## DATA IN THIS EXERCISE
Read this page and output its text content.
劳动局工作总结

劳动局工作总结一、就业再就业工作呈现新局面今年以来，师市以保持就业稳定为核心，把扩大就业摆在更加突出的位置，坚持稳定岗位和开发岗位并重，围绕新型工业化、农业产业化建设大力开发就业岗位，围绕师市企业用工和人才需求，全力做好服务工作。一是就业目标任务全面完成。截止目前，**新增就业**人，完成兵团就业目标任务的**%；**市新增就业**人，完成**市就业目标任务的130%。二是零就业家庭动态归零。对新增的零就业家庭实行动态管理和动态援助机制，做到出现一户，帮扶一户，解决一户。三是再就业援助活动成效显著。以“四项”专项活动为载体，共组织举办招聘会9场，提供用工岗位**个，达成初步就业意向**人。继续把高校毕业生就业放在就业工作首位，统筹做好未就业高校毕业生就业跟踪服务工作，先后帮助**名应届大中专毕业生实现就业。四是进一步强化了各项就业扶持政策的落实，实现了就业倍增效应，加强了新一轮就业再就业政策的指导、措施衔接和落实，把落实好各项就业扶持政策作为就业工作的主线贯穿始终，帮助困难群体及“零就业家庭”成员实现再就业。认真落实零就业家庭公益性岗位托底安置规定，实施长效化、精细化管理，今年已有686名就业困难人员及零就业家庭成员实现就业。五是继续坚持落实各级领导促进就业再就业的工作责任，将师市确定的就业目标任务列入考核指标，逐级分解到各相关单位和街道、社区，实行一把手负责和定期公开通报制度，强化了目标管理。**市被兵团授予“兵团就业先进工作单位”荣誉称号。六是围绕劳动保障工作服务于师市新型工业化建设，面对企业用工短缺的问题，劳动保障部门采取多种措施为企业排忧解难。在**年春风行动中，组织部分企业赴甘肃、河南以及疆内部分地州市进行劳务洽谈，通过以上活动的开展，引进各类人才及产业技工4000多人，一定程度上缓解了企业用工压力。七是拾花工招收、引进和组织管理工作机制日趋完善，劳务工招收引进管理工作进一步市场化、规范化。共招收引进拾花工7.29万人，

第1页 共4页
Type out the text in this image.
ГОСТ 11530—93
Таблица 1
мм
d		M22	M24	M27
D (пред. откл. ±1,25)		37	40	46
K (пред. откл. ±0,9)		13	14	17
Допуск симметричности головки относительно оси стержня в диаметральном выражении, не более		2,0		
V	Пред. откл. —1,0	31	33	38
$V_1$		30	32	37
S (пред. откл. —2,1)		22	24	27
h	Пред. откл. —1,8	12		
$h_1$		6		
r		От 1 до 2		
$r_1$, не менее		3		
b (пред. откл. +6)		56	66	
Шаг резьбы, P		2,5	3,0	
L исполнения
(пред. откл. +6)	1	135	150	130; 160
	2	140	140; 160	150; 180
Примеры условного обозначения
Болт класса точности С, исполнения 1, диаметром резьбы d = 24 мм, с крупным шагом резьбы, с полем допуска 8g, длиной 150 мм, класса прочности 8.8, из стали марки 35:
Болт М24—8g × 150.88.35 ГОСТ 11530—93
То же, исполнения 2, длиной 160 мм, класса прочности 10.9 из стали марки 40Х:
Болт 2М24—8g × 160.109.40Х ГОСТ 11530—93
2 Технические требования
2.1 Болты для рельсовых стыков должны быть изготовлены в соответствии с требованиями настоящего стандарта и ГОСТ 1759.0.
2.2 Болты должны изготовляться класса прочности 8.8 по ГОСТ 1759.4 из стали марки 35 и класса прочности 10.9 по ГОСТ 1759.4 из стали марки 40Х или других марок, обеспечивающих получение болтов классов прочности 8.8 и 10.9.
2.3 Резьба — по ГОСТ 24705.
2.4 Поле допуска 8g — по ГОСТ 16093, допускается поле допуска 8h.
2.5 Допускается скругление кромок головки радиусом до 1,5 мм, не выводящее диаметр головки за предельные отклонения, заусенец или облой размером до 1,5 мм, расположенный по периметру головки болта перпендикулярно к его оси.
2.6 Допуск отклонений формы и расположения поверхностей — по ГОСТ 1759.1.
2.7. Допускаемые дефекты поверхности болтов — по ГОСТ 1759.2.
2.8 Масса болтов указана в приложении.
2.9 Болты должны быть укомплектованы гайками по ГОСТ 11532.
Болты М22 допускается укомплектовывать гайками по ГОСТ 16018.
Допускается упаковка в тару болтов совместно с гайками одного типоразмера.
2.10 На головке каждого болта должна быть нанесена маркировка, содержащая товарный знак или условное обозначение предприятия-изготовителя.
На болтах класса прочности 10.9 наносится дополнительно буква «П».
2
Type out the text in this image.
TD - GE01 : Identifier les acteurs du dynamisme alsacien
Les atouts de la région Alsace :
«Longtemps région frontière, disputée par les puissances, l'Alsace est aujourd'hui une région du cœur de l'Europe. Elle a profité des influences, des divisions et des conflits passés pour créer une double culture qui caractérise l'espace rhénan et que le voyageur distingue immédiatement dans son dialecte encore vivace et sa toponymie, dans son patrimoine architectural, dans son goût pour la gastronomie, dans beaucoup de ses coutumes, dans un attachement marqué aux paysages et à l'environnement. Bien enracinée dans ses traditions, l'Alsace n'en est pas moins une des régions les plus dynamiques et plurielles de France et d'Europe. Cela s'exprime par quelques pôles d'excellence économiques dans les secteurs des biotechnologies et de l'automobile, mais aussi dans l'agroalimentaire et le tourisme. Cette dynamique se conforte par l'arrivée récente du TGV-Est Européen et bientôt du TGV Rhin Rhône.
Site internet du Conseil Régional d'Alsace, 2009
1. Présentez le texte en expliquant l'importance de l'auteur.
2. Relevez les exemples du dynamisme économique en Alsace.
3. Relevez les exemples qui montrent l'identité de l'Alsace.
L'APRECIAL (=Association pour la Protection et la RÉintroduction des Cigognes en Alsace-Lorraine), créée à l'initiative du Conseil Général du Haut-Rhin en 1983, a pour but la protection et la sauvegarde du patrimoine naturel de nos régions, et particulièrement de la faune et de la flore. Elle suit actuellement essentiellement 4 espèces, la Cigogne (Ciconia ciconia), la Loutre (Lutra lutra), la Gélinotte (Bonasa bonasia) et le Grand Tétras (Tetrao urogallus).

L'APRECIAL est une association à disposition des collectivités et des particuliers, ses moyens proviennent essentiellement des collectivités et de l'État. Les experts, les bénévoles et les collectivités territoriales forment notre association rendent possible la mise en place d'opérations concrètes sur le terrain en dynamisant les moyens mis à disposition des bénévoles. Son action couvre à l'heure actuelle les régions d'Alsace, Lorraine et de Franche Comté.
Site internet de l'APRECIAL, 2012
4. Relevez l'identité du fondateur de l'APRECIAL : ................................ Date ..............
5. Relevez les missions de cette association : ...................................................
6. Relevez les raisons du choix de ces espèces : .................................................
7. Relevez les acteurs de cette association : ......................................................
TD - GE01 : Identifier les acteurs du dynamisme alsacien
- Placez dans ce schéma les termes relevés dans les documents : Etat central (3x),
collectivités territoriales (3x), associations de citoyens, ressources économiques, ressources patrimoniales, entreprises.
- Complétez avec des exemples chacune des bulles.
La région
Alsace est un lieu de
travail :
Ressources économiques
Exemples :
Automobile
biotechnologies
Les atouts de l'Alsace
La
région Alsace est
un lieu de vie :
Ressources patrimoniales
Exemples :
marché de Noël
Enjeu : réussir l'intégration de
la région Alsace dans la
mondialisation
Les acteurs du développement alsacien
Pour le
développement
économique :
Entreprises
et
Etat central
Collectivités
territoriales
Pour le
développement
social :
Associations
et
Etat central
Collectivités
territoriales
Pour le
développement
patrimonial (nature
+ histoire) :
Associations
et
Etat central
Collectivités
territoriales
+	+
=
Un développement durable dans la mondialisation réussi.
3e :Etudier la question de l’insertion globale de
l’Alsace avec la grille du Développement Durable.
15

## SET EXERCISE
From the records above, extract every entry exactly as given.

## RESPONSE
Read this page and output its text content.
劳动局工作总结

劳动局工作总结一、就业再就业工作呈现新局面今年以来，师市以保持就业稳定为核心，把扩大就业摆在更加突出的位置，坚持稳定岗位和开发岗位并重，围绕新型工业化、农业产业化建设大力开发就业岗位，围绕师市企业用工和人才需求，全力做好服务工作。一是就业目标任务全面完成。截止目前，**新增就业**人，完成兵团就业目标任务的**%；**市新增就业**人，完成**市就业目标任务的130%。二是零就业家庭动态归零。对新增的零就业家庭实行动态管理和动态援助机制，做到出现一户，帮扶一户，解决一户。三是再就业援助活动成效显著。以“四项”专项活动为载体，共组织举办招聘会9场，提供用工岗位**个，达成初步就业意向**人。继续把高校毕业生就业放在就业工作首位，统筹做好未就业高校毕业生就业跟踪服务工作，先后帮助**名应届大中专毕业生实现就业。四是进一步强化了各项就业扶持政策的落实，实现了就业倍增效应，加强了新一轮就业再就业政策的指导、措施衔接和落实，把落实好各项就业扶持政策作为就业工作的主线贯穿始终，帮助困难群体及“零就业家庭”成员实现再就业。认真落实零就业家庭公益性岗位托底安置规定，实施长效化、精细化管理，今年已有686名就业困难人员及零就业家庭成员实现就业。五是继续坚持落实各级领导促进就业再就业的工作责任，将师市确定的就业目标任务列入考核指标，逐级分解到各相关单位和街道、社区，实行一把手负责和定期公开通报制度，强化了目标管理。**市被兵团授予“兵团就业先进工作单位”荣誉称号。六是围绕劳动保障工作服务于师市新型工业化建设，面对企业用工短缺的问题，劳动保障部门采取多种措施为企业排忧解难。在**年春风行动中，组织部分企业赴甘肃、河南以及疆内部分地州市进行劳务洽谈，通过以上活动的开展，引进各类人才及产业技工4000多人，一定程度上缓解了企业用工压力。七是拾花工招收、引进和组织管理工作机制日趋完善，劳务工招收引进管理工作进一步市场化、规范化。共招收引进拾花工7.29万人，

第1页 共4页
Type out the text in this image.
ГОСТ 11530—93
Таблица 1
мм
d		M22	M24	M27
D (пред. откл. ±1,25)		37	40	46
K (пред. откл. ±0,9)		13	14	17
Допуск симметричности головки относительно оси стержня в диаметральном выражении, не более		2,0		
V	Пред. откл. —1,0	31	33	38
$V_1$		30	32	37
S (пред. откл. —2,1)		22	24	27
h	Пред. откл. —1,8	12		
$h_1$		6		
r		От 1 до 2		
$r_1$, не менее		3		
b (пред. откл. +6)		56	66	
Шаг резьбы, P		2,5	3,0	
L исполнения
(пред. откл. +6)	1	135	150	130; 160
	2	140	140; 160	150; 180
Примеры условного обозначения
Болт класса точности С, исполнения 1, диаметром резьбы d = 24 мм, с крупным шагом резьбы, с полем допуска 8g, длиной 150 мм, класса прочности 8.8, из стали марки 35:
Болт М24—8g × 150.88.35 ГОСТ 11530—93
То же, исполнения 2, длиной 160 мм, класса прочности 10.9 из стали марки 40Х:
Болт 2М24—8g × 160.109.40Х ГОСТ 11530—93
2 Технические требования
2.1 Болты для рельсовых стыков должны быть изготовлены в соответствии с требованиями настоящего стандарта и ГОСТ 1759.0.
2.2 Болты должны изготовляться класса прочности 8.8 по ГОСТ 1759.4 из стали марки 35 и класса прочности 10.9 по ГОСТ 1759.4 из стали марки 40Х или других марок, обеспечивающих получение болтов классов прочности 8.8 и 10.9.
2.3 Резьба — по ГОСТ 24705.
2.4 Поле допуска 8g — по ГОСТ 16093, допускается поле допуска 8h.
2.5 Допускается скругление кромок головки радиусом до 1,5 мм, не выводящее диаметр головки за предельные отклонения, заусенец или облой размером до 1,5 мм, расположенный по периметру головки болта перпендикулярно к его оси.
2.6 Допуск отклонений формы и расположения поверхностей — по ГОСТ 1759.1.
2.7. Допускаемые дефекты поверхности болтов — по ГОСТ 1759.2.
2.8 Масса болтов указана в приложении.
2.9 Болты должны быть укомплектованы гайками по ГОСТ 11532.
Болты М22 допускается укомплектовывать гайками по ГОСТ 16018.
Допускается упаковка в тару болтов совместно с гайками одного типоразмера.
2.10 На головке каждого болта должна быть нанесена маркировка, содержащая товарный знак или условное обозначение предприятия-изготовителя.
На болтах класса прочности 10.9 наносится дополнительно буква «П».
2
Type out the text in this image.
TD - GE01 : Identifier les acteurs du dynamisme alsacien
Les atouts de la région Alsace :
«Longtemps région frontière, disputée par les puissances, l'Alsace est aujourd'hui une région du cœur de l'Europe. Elle a profité des influences, des divisions et des conflits passés pour créer une double culture qui caractérise l'espace rhénan et que le voyageur distingue immédiatement dans son dialecte encore vivace et sa toponymie, dans son patrimoine architectural, dans son goût pour la gastronomie, dans beaucoup de ses coutumes, dans un attachement marqué aux paysages et à l'environnement. Bien enracinée dans ses traditions, l'Alsace n'en est pas moins une des régions les plus dynamiques et plurielles de France et d'Europe. Cela s'exprime par quelques pôles d'excellence économiques dans les secteurs des biotechnologies et de l'automobile, mais aussi dans l'agroalimentaire et le tourisme. Cette dynamique se conforte par l'arrivée récente du TGV-Est Européen et bientôt du TGV Rhin Rhône.
Site internet du Conseil Régional d'Alsace, 2009
1. Présentez le texte en expliquant l'importance de l'auteur.
2. Relevez les exemples du dynamisme économique en Alsace.
3. Relevez les exemples qui montrent l'identité de l'Alsace.
L'APRECIAL (=Association pour la Protection et la RÉintroduction des Cigognes en Alsace-Lorraine), créée à l'initiative du Conseil Général du Haut-Rhin en 1983, a pour but la protection et la sauvegarde du patrimoine naturel de nos régions, et particulièrement de la faune et de la flore. Elle suit actuellement essentiellement 4 espèces, la Cigogne (Ciconia ciconia), la Loutre (Lutra lutra), la Gélinotte (Bonasa bonasia) et le Grand Tétras (Tetrao urogallus).

L'APRECIAL est une association à disposition des collectivités et des particuliers, ses moyens proviennent essentiellement des collectivités et de l'État. Les experts, les bénévoles et les collectivités territoriales forment notre association rendent possible la mise en place d'opérations concrètes sur le terrain en dynamisant les moyens mis à disposition des bénévoles. Son action couvre à l'heure actuelle les régions d'Alsace, Lorraine et de Franche Comté.
Site internet de l'APRECIAL, 2012
4. Relevez l'identité du fondateur de l'APRECIAL : ................................ Date ..............
5. Relevez les missions de cette association : ...................................................
6. Relevez les raisons du choix de ces espèces : .................................................
7. Relevez les acteurs de cette association : ......................................................
TD - GE01 : Identifier les acteurs du dynamisme alsacien
- Placez dans ce schéma les termes relevés dans les documents : Etat central (3x),
collectivités territoriales (3x), associations de citoyens, ressources économiques, ressources patrimoniales, entreprises.
- Complétez avec des exemples chacune des bulles.
La région
Alsace est un lieu de
travail :
Ressources économiques
Exemples :
Automobile
biotechnologies
Les atouts de l'Alsace
La
région Alsace est
un lieu de vie :
Ressources patrimoniales
Exemples :
marché de Noël
Enjeu : réussir l'intégration de
la région Alsace dans la
mondialisation
Les acteurs du développement alsacien
Pour le
développement
économique :
Entreprises
et
Etat central
Collectivités
territoriales
Pour le
développement
social :
Associations
et
Etat central
Collectivités
territoriales
Pour le
développement
patrimonial (nature
+ histoire) :
Associations
et
Etat central
Collectivités
territoriales
+	+
=
Un développement durable dans la mondialisation réussi.
3e :Etudier la question de l’insertion globale de
l’Alsace avec la grille du Développement Durable.
15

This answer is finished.